RECORDS PROVIDED

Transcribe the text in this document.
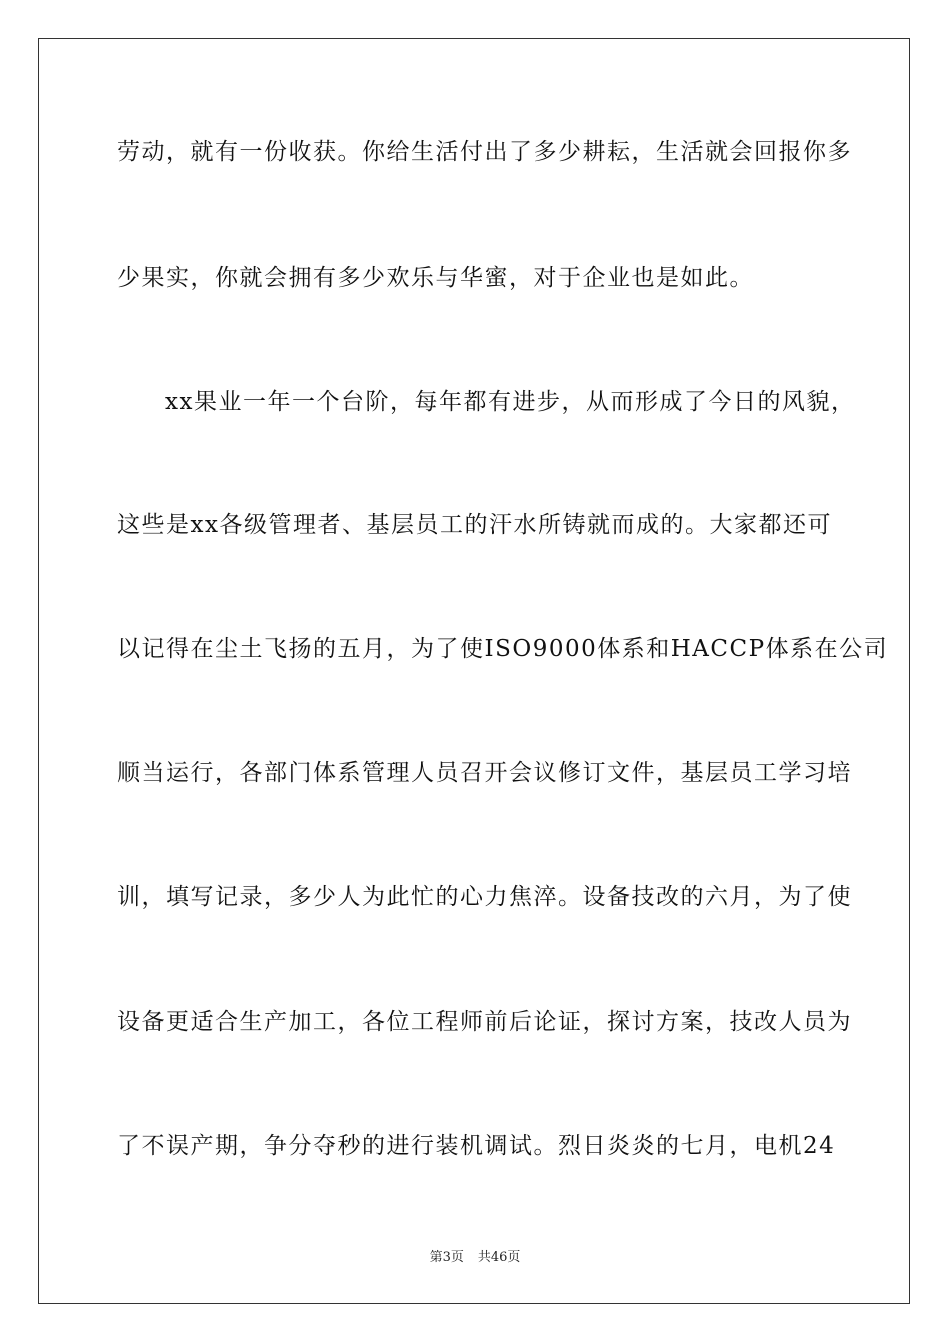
劳动，就有一份收获。你给生活付出了多少耕耘，生活就会回报你多
少果实，你就会拥有多少欢乐与华蜜，对于企业也是如此。
xx果业一年一个台阶，每年都有进步，从而形成了今日的风貌，
这些是xx各级管理者、基层员工的汗水所铸就而成的。大家都还可
以记得在尘土飞扬的五月，为了使ISO9000体系和HACCP体系在公司
顺当运行，各部门体系管理人员召开会议修订文件，基层员工学习培
训，填写记录，多少人为此忙的心力焦淬。设备技改的六月，为了使
设备更适合生产加工，各位工程师前后论证，探讨方案，技改人员为
了不误产期，争分夺秒的进行装机调试。烈日炎炎的七月，电机24
第3页 共46页
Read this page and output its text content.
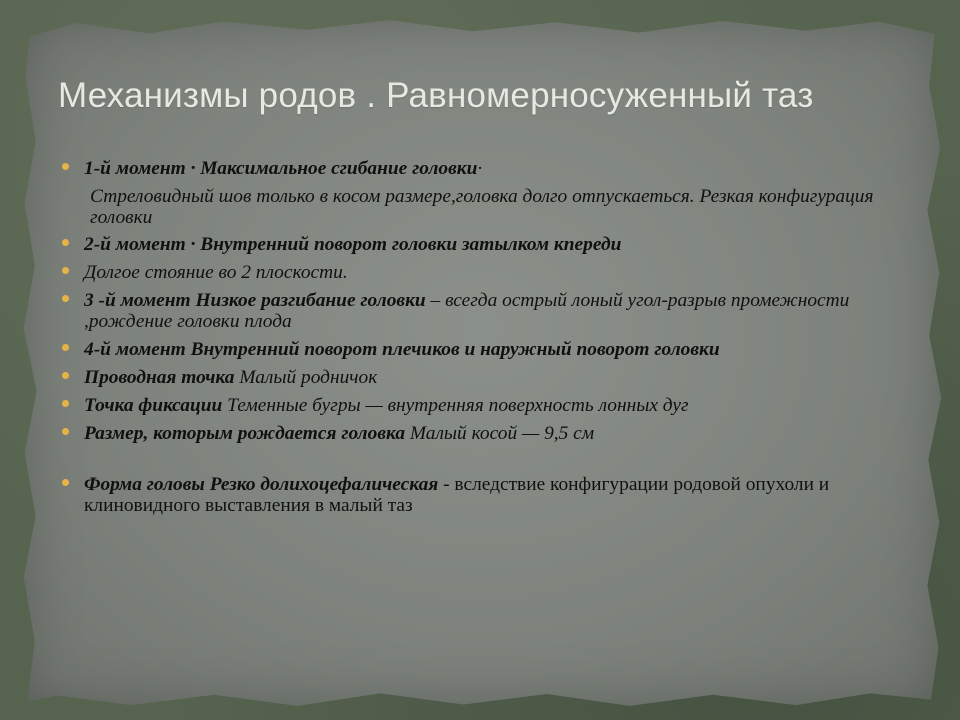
Механизмы родов . Равномерносуженный таз
1-й момент · Максимальное сгибание головки·
Стреловидный шов только в косом размере,головка долго отпускаеться. Резкая конфигурация головки
2-й момент · Внутренний поворот головки затылком кпереди
Долгое стояние во 2 плоскости.
3 -й момент Низкое разгибание головки – всегда острый лоный угол-разрыв промежности ,рождение головки плода
4-й момент Внутренний поворот плечиков и наружный поворот головки
Проводная точка Малый родничок
Точка фиксации Теменные бугры — внутренняя поверхность лонных дуг
Размер, которым рождается головка Малый косой — 9,5 см
Форма головы Резко долихоцефалическая - вследствие конфигурации родовой опухоли и клиновидного выставления в малый таз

EXERCISE INSTRUCTIONS
Show the lines of the records that include the string "головка".

COMPLETED TASK
Стреловидный шов только в косом размере,головка долго отпускаеться. Резкая конфигурация головки
Размер, которым рождается головка Малый косой — 9,5 см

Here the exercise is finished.